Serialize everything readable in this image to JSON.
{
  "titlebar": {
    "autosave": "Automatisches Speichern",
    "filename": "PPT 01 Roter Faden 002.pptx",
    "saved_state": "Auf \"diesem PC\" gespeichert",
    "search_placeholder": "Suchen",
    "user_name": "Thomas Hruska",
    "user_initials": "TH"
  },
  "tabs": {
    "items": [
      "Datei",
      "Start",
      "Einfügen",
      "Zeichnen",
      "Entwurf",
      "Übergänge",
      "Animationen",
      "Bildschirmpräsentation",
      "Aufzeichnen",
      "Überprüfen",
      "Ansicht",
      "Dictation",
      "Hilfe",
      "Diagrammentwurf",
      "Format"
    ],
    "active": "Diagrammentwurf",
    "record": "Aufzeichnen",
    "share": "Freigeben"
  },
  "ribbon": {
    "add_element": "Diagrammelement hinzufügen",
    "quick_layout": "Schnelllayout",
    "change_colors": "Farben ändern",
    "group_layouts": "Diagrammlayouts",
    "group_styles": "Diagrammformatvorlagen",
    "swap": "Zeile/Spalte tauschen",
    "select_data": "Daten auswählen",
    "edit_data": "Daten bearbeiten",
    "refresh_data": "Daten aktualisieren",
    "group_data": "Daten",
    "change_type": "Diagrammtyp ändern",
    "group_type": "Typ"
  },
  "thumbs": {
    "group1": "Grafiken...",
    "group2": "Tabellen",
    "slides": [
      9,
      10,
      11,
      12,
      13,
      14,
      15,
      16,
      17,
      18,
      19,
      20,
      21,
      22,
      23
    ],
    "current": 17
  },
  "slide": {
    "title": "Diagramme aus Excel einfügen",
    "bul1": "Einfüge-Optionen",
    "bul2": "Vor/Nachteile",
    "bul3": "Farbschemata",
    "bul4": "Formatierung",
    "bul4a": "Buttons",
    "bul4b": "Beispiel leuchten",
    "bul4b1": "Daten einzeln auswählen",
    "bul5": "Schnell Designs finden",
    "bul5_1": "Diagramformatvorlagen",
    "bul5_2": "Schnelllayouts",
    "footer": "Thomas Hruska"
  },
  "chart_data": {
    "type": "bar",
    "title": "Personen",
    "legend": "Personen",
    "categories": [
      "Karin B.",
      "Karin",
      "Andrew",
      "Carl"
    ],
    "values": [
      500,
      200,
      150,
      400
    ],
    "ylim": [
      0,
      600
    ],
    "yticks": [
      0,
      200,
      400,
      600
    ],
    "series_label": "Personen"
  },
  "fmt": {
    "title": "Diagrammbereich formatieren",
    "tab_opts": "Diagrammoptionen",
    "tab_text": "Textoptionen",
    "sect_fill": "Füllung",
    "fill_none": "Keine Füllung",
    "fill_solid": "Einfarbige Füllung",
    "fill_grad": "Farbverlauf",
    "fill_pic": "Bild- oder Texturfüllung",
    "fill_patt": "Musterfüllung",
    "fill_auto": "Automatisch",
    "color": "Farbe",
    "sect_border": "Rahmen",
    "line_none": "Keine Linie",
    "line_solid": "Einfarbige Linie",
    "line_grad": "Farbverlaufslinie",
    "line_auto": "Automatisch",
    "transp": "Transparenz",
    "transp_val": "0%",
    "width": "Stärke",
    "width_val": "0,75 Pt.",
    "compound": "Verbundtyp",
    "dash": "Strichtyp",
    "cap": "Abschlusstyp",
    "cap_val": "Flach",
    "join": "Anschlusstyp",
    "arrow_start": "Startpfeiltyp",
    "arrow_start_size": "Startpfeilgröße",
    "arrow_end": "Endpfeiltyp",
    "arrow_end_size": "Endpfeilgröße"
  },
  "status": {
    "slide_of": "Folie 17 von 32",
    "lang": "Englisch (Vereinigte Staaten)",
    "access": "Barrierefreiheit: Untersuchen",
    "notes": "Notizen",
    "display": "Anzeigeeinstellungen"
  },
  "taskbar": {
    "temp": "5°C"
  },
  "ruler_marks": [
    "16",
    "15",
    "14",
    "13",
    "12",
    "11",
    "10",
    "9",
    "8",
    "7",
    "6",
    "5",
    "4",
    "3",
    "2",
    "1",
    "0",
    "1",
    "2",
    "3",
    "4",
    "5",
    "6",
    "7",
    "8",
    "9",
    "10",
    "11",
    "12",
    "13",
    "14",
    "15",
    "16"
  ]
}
____
**TO BE DONE**
Go back to the listing above and please repeat it exactly.

**RESULT OF THIS TASK**
Serialize everything readable in this image to JSON.
{
  "titlebar": {
    "autosave": "Automatisches Speichern",
    "filename": "PPT 01 Roter Faden 002.pptx",
    "saved_state": "Auf \"diesem PC\" gespeichert",
    "search_placeholder": "Suchen",
    "user_name": "Thomas Hruska",
    "user_initials": "TH"
  },
  "tabs": {
    "items": [
      "Datei",
      "Start",
      "Einfügen",
      "Zeichnen",
      "Entwurf",
      "Übergänge",
      "Animationen",
      "Bildschirmpräsentation",
      "Aufzeichnen",
      "Überprüfen",
      "Ansicht",
      "Dictation",
      "Hilfe",
      "Diagrammentwurf",
      "Format"
    ],
    "active": "Diagrammentwurf",
    "record": "Aufzeichnen",
    "share": "Freigeben"
  },
  "ribbon": {
    "add_element": "Diagrammelement hinzufügen",
    "quick_layout": "Schnelllayout",
    "change_colors": "Farben ändern",
    "group_layouts": "Diagrammlayouts",
    "group_styles": "Diagrammformatvorlagen",
    "swap": "Zeile/Spalte tauschen",
    "select_data": "Daten auswählen",
    "edit_data": "Daten bearbeiten",
    "refresh_data": "Daten aktualisieren",
    "group_data": "Daten",
    "change_type": "Diagrammtyp ändern",
    "group_type": "Typ"
  },
  "thumbs": {
    "group1": "Grafiken...",
    "group2": "Tabellen",
    "slides": [
      9,
      10,
      11,
      12,
      13,
      14,
      15,
      16,
      17,
      18,
      19,
      20,
      21,
      22,
      23
    ],
    "current": 17
  },
  "slide": {
    "title": "Diagramme aus Excel einfügen",
    "bul1": "Einfüge-Optionen",
    "bul2": "Vor/Nachteile",
    "bul3": "Farbschemata",
    "bul4": "Formatierung",
    "bul4a": "Buttons",
    "bul4b": "Beispiel leuchten",
    "bul4b1": "Daten einzeln auswählen",
    "bul5": "Schnell Designs finden",
    "bul5_1": "Diagramformatvorlagen",
    "bul5_2": "Schnelllayouts",
    "footer": "Thomas Hruska"
  },
  "chart_data": {
    "type": "bar",
    "title": "Personen",
    "legend": "Personen",
    "categories": [
      "Karin B.",
      "Karin",
      "Andrew",
      "Carl"
    ],
    "values": [
      500,
      200,
      150,
      400
    ],
    "ylim": [
      0,
      600
    ],
    "yticks": [
      0,
      200,
      400,
      600
    ],
    "series_label": "Personen"
  },
  "fmt": {
    "title": "Diagrammbereich formatieren",
    "tab_opts": "Diagrammoptionen",
    "tab_text": "Textoptionen",
    "sect_fill": "Füllung",
    "fill_none": "Keine Füllung",
    "fill_solid": "Einfarbige Füllung",
    "fill_grad": "Farbverlauf",
    "fill_pic": "Bild- oder Texturfüllung",
    "fill_patt": "Musterfüllung",
    "fill_auto": "Automatisch",
    "color": "Farbe",
    "sect_border": "Rahmen",
    "line_none": "Keine Linie",
    "line_solid": "Einfarbige Linie",
    "line_grad": "Farbverlaufslinie",
    "line_auto": "Automatisch",
    "transp": "Transparenz",
    "transp_val": "0%",
    "width": "Stärke",
    "width_val": "0,75 Pt.",
    "compound": "Verbundtyp",
    "dash": "Strichtyp",
    "cap": "Abschlusstyp",
    "cap_val": "Flach",
    "join": "Anschlusstyp",
    "arrow_start": "Startpfeiltyp",
    "arrow_start_size": "Startpfeilgröße",
    "arrow_end": "Endpfeiltyp",
    "arrow_end_size": "Endpfeilgröße"
  },
  "status": {
    "slide_of": "Folie 17 von 32",
    "lang": "Englisch (Vereinigte Staaten)",
    "access": "Barrierefreiheit: Untersuchen",
    "notes": "Notizen",
    "display": "Anzeigeeinstellungen"
  },
  "taskbar": {
    "temp": "5°C"
  },
  "ruler_marks": [
    "16",
    "15",
    "14",
    "13",
    "12",
    "11",
    "10",
    "9",
    "8",
    "7",
    "6",
    "5",
    "4",
    "3",
    "2",
    "1",
    "0",
    "1",
    "2",
    "3",
    "4",
    "5",
    "6",
    "7",
    "8",
    "9",
    "10",
    "11",
    "12",
    "13",
    "14",
    "15",
    "16"
  ]
}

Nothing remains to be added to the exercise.